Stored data
____________

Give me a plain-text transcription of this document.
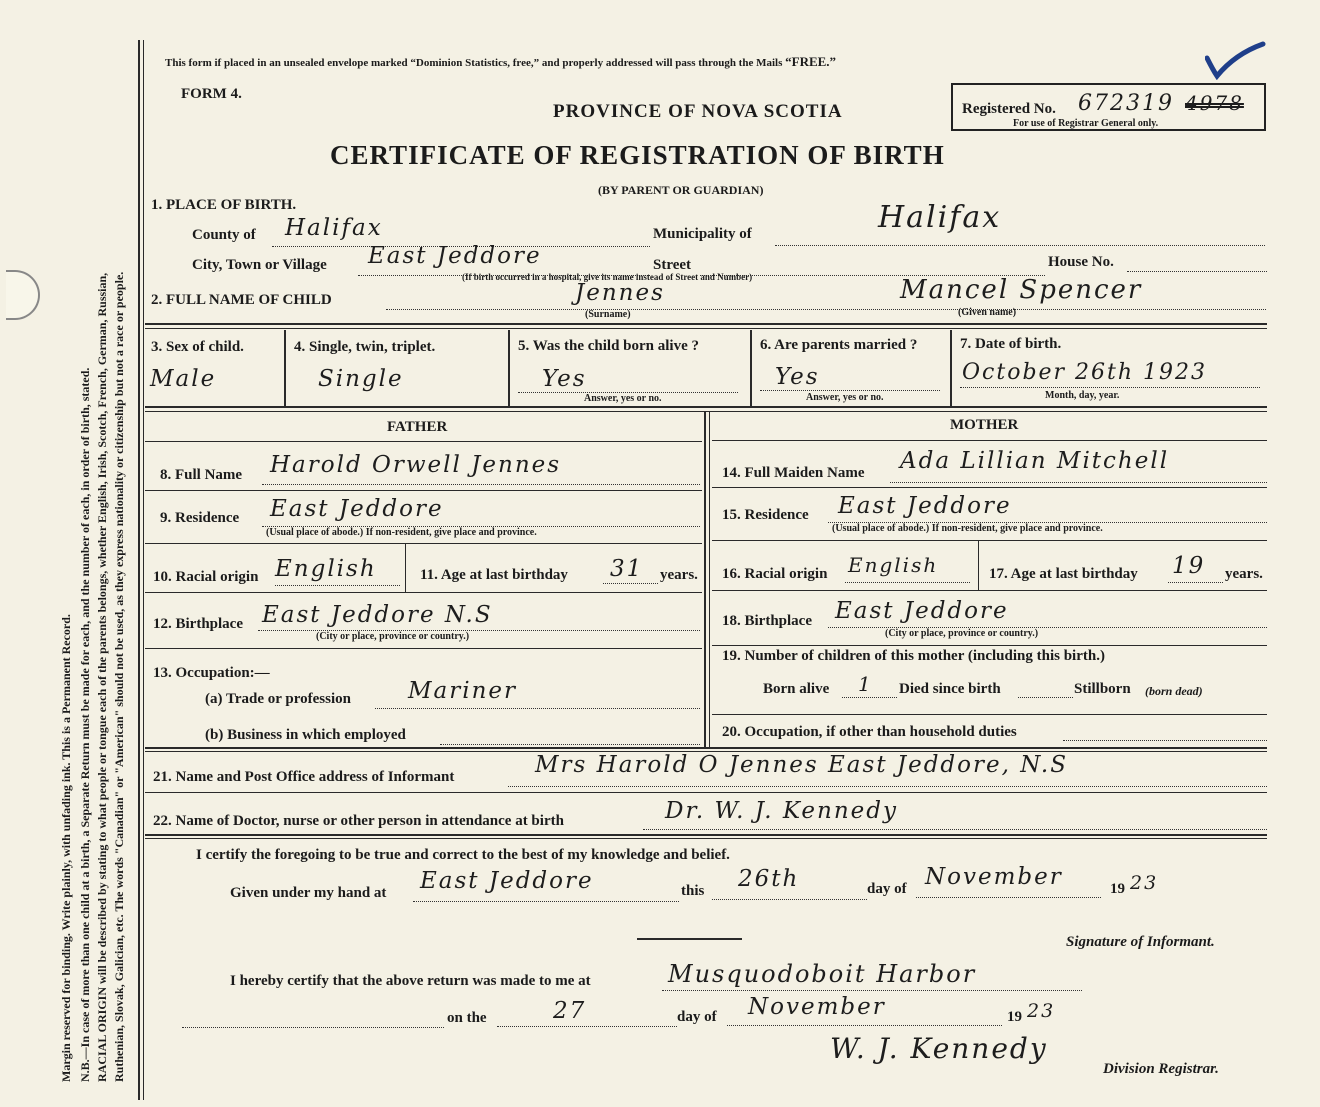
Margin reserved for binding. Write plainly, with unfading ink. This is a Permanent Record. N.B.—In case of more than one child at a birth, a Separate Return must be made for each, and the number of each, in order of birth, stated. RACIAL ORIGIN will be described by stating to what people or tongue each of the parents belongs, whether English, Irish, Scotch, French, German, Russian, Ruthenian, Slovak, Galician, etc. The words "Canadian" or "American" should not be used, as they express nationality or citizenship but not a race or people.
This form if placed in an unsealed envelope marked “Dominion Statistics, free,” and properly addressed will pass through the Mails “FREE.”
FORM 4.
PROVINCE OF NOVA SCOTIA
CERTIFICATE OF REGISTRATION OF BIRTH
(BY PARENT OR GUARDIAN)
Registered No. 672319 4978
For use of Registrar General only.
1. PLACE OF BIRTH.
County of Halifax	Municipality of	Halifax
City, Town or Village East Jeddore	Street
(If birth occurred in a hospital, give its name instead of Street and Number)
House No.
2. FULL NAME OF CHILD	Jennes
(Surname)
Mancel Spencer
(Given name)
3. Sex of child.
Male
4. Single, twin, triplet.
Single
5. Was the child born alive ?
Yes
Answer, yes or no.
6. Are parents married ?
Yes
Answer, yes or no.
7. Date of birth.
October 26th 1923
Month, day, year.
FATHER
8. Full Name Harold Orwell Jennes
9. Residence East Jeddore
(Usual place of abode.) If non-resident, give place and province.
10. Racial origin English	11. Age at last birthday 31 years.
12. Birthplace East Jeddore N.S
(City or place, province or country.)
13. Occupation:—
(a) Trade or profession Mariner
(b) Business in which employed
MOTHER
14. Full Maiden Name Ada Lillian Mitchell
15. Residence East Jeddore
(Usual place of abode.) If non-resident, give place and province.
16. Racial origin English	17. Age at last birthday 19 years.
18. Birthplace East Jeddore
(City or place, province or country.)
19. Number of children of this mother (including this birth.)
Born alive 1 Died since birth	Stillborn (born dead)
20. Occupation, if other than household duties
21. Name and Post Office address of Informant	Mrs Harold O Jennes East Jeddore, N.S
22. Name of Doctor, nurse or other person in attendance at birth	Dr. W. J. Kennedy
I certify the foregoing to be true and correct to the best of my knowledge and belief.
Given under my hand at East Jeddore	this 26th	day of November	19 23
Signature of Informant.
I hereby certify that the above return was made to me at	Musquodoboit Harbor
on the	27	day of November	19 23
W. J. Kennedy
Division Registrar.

____________

**WHAT THE TASK ASKS:** Transcribe all the data word for word; the images stay out.

**EXERCISE ANSWER:**
Give me a plain-text transcription of this document.
Margin reserved for binding. Write plainly, with unfading ink. This is a Permanent Record. N.B.—In case of more than one child at a birth, a Separate Return must be made for each, and the number of each, in order of birth, stated. RACIAL ORIGIN will be described by stating to what people or tongue each of the parents belongs, whether English, Irish, Scotch, French, German, Russian, Ruthenian, Slovak, Galician, etc. The words "Canadian" or "American" should not be used, as they express nationality or citizenship but not a race or people.
This form if placed in an unsealed envelope marked “Dominion Statistics, free,” and properly addressed will pass through the Mails “FREE.”
FORM 4.
PROVINCE OF NOVA SCOTIA
CERTIFICATE OF REGISTRATION OF BIRTH
(BY PARENT OR GUARDIAN)
Registered No. 672319 4978
For use of Registrar General only.
1. PLACE OF BIRTH.
County of Halifax	Municipality of	Halifax
City, Town or Village East Jeddore	Street
(If birth occurred in a hospital, give its name instead of Street and Number)
House No.
2. FULL NAME OF CHILD	Jennes
(Surname)
Mancel Spencer
(Given name)
3. Sex of child.
Male
4. Single, twin, triplet.
Single
5. Was the child born alive ?
Yes
Answer, yes or no.
6. Are parents married ?
Yes
Answer, yes or no.
7. Date of birth.
October 26th 1923
Month, day, year.
FATHER
8. Full Name Harold Orwell Jennes
9. Residence East Jeddore
(Usual place of abode.) If non-resident, give place and province.
10. Racial origin English	11. Age at last birthday 31 years.
12. Birthplace East Jeddore N.S
(City or place, province or country.)
13. Occupation:—
(a) Trade or profession Mariner
(b) Business in which employed
MOTHER
14. Full Maiden Name Ada Lillian Mitchell
15. Residence East Jeddore
(Usual place of abode.) If non-resident, give place and province.
16. Racial origin English	17. Age at last birthday 19 years.
18. Birthplace East Jeddore
(City or place, province or country.)
19. Number of children of this mother (including this birth.)
Born alive 1 Died since birth	Stillborn (born dead)
20. Occupation, if other than household duties
21. Name and Post Office address of Informant	Mrs Harold O Jennes East Jeddore, N.S
22. Name of Doctor, nurse or other person in attendance at birth	Dr. W. J. Kennedy
I certify the foregoing to be true and correct to the best of my knowledge and belief.
Given under my hand at East Jeddore	this 26th	day of November	19 23
Signature of Informant.
I hereby certify that the above return was made to me at	Musquodoboit Harbor
on the	27	day of November	19 23
W. J. Kennedy
Division Registrar.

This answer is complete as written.